GOAL :: Among the entries below, find the lines with "Last" and copy them.

(Data extracted from a collection)
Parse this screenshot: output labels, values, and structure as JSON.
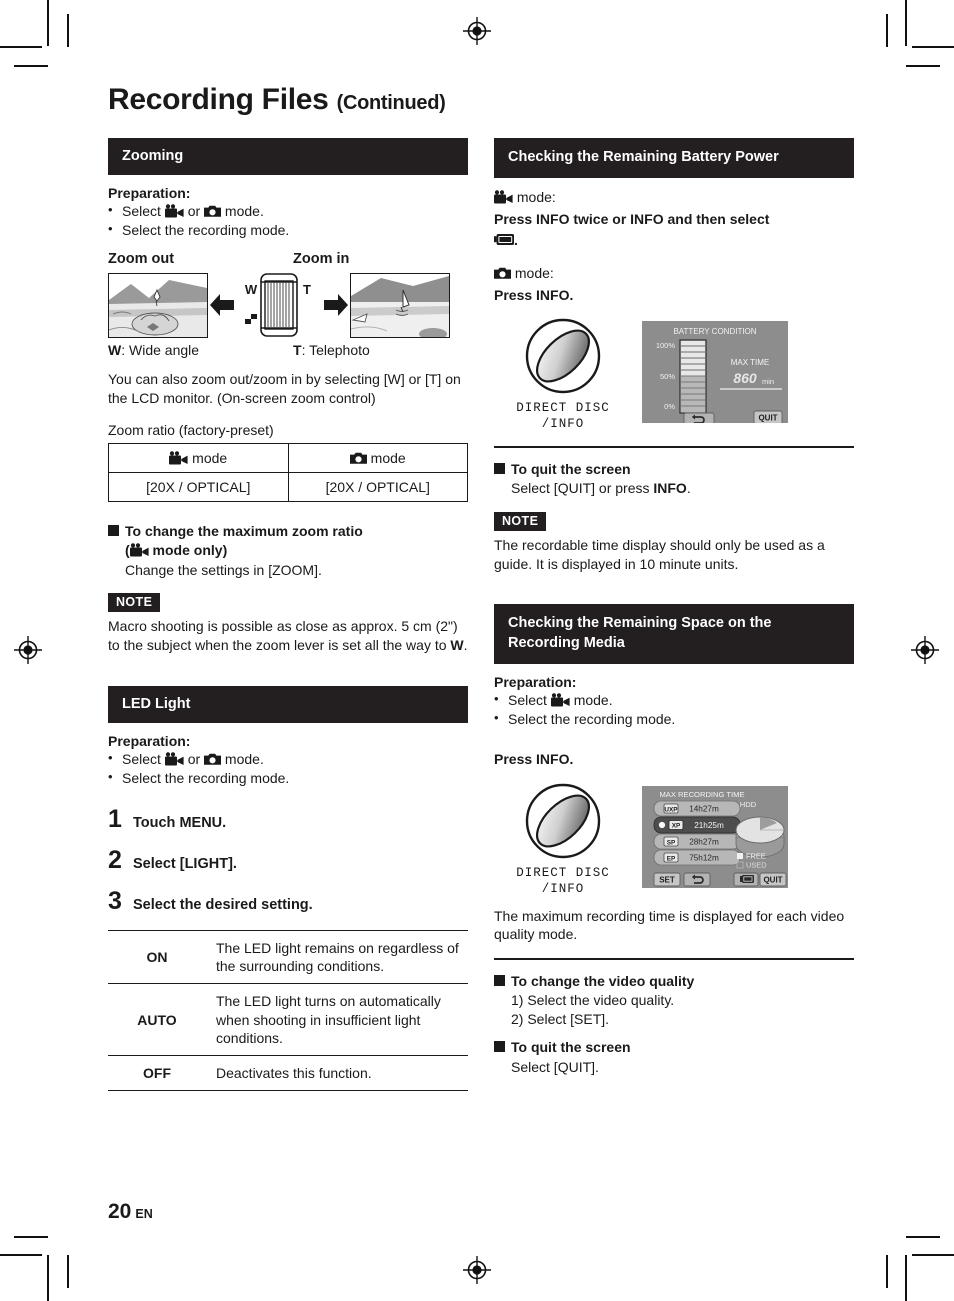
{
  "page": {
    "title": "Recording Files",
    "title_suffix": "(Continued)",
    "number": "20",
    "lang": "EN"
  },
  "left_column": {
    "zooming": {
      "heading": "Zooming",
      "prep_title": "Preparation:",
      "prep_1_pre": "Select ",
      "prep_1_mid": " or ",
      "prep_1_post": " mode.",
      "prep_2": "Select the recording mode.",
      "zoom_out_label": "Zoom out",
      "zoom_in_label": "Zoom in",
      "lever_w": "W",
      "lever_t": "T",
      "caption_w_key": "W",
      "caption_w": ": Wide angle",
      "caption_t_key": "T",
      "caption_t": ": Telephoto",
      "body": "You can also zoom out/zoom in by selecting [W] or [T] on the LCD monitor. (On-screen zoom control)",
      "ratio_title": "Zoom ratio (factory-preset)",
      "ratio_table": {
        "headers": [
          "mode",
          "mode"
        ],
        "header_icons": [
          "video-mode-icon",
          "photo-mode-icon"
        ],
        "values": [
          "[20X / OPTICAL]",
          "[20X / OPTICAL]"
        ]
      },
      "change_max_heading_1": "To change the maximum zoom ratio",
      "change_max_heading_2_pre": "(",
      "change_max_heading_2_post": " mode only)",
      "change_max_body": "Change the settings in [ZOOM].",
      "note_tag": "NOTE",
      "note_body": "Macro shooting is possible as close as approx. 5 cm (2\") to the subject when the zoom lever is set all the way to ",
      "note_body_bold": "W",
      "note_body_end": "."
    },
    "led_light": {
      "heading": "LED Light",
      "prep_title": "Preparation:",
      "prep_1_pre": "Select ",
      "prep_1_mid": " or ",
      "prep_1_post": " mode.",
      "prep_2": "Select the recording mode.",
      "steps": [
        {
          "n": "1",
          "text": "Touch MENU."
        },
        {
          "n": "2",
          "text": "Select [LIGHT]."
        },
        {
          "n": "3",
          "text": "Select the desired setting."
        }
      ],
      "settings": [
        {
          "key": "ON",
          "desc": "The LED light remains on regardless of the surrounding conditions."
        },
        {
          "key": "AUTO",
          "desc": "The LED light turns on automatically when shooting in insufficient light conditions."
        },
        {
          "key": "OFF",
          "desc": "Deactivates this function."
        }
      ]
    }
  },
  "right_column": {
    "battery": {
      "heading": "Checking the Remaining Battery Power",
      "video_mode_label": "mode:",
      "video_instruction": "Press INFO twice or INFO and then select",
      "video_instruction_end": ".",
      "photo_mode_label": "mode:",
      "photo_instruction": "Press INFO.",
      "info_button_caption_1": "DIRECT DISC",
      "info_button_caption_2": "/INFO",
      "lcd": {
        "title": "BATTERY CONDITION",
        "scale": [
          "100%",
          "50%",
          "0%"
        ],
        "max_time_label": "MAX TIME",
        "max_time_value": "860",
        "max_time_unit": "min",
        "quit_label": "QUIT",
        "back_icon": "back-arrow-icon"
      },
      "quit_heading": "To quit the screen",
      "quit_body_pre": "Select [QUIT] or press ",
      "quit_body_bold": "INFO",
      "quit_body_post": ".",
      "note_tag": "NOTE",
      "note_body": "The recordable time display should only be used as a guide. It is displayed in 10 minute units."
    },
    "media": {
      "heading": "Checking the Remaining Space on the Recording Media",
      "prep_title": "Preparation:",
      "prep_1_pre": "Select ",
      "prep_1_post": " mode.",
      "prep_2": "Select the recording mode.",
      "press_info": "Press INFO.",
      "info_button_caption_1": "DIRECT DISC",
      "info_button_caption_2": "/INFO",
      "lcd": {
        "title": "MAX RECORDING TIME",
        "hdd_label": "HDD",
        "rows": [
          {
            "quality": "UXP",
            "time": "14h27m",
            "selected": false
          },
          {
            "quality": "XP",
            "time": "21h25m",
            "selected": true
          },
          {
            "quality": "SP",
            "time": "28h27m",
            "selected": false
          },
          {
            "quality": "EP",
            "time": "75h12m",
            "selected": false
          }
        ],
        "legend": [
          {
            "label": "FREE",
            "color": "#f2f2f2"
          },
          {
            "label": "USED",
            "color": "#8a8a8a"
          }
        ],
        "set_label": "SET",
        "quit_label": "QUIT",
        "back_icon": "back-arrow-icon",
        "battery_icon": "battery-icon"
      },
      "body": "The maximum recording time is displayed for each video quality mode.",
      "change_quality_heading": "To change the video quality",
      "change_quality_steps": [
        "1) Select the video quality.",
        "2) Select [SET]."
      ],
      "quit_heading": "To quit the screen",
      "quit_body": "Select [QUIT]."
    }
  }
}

==

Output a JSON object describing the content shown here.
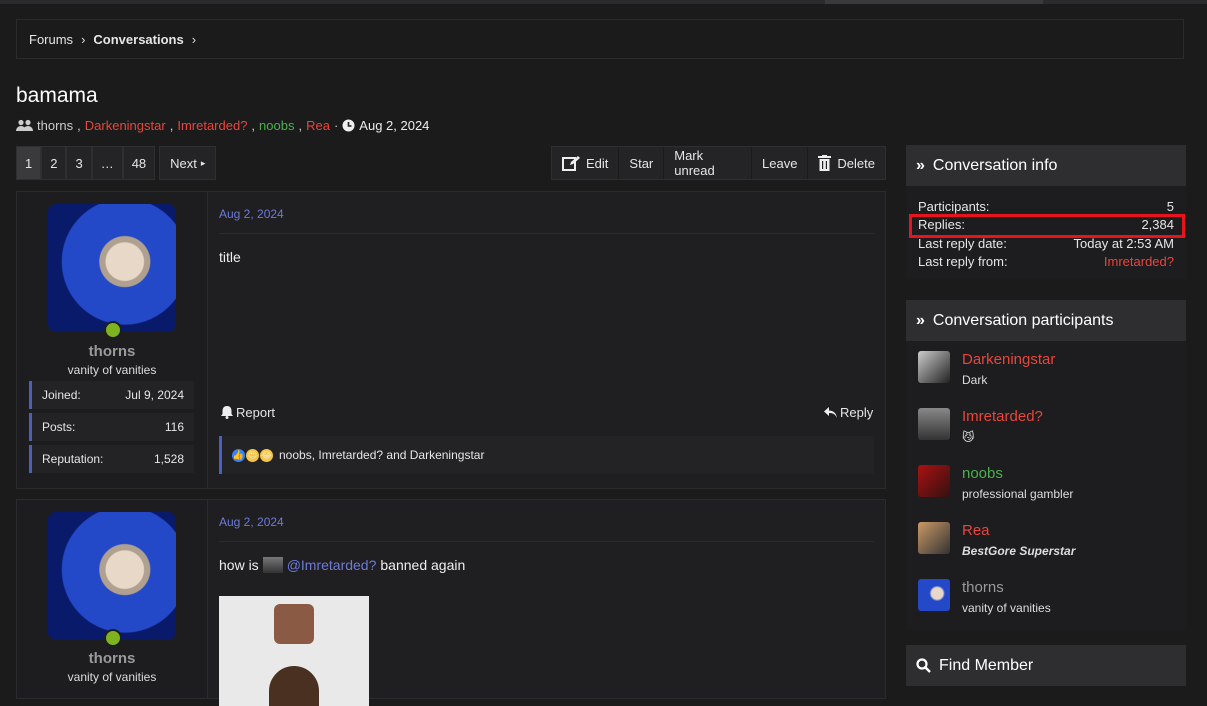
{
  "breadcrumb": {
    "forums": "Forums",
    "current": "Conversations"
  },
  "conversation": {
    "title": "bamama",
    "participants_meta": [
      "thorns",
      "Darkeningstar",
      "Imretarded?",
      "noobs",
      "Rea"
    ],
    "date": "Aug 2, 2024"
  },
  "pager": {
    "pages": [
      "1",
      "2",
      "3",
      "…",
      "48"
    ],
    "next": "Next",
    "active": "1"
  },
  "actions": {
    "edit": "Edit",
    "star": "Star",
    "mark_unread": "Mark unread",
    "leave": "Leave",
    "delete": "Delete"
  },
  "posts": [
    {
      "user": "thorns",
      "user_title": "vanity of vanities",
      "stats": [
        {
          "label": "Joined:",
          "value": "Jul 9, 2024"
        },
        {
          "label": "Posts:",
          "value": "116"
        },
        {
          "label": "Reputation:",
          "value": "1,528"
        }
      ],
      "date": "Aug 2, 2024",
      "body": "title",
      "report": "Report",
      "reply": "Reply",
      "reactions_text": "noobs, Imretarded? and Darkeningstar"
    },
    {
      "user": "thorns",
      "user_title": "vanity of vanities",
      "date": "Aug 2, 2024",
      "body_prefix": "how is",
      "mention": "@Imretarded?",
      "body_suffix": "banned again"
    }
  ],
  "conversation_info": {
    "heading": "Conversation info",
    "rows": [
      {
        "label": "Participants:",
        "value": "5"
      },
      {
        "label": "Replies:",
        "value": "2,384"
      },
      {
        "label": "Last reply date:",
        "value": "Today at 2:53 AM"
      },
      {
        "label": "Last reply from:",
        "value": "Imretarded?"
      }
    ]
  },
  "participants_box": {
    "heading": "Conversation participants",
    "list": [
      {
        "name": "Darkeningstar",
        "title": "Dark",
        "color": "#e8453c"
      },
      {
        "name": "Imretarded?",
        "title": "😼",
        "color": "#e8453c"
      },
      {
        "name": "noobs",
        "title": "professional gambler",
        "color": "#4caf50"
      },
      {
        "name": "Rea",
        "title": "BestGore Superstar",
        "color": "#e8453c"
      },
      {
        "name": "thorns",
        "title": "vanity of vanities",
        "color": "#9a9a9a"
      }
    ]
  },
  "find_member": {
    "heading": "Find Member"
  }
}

---

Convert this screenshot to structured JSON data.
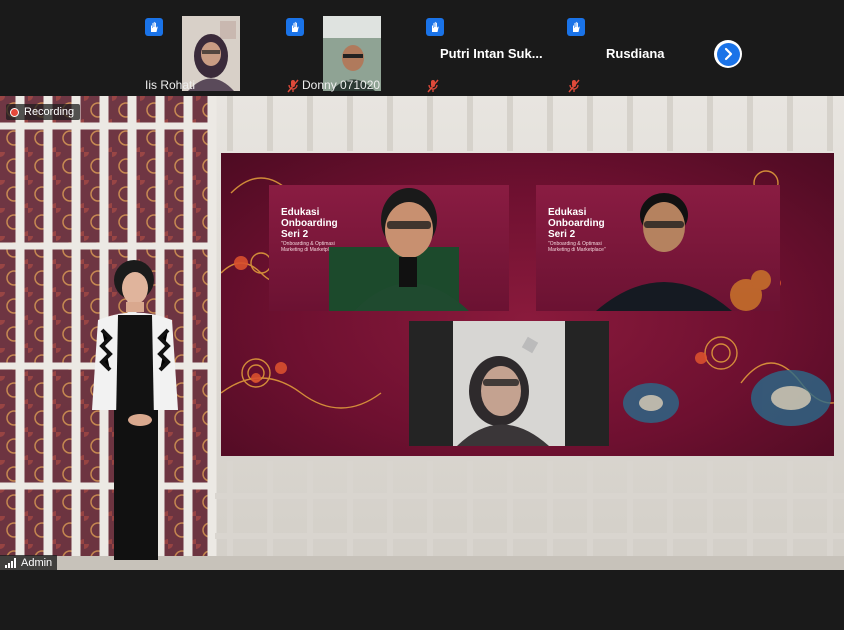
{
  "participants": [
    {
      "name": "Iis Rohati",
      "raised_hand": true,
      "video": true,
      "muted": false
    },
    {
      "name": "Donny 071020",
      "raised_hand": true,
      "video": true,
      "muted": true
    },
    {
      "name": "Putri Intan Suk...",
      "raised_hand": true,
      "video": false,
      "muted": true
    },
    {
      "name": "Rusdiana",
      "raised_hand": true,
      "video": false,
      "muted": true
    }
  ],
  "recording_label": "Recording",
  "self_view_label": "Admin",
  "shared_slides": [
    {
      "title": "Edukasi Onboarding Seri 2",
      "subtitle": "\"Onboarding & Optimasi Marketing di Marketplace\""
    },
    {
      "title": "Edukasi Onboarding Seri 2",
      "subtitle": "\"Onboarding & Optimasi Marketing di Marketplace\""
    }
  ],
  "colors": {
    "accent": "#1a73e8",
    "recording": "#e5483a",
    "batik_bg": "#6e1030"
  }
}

EXPECTED ANSWER ::
        "label": "Last reply date:",
        "label": "Last reply from:",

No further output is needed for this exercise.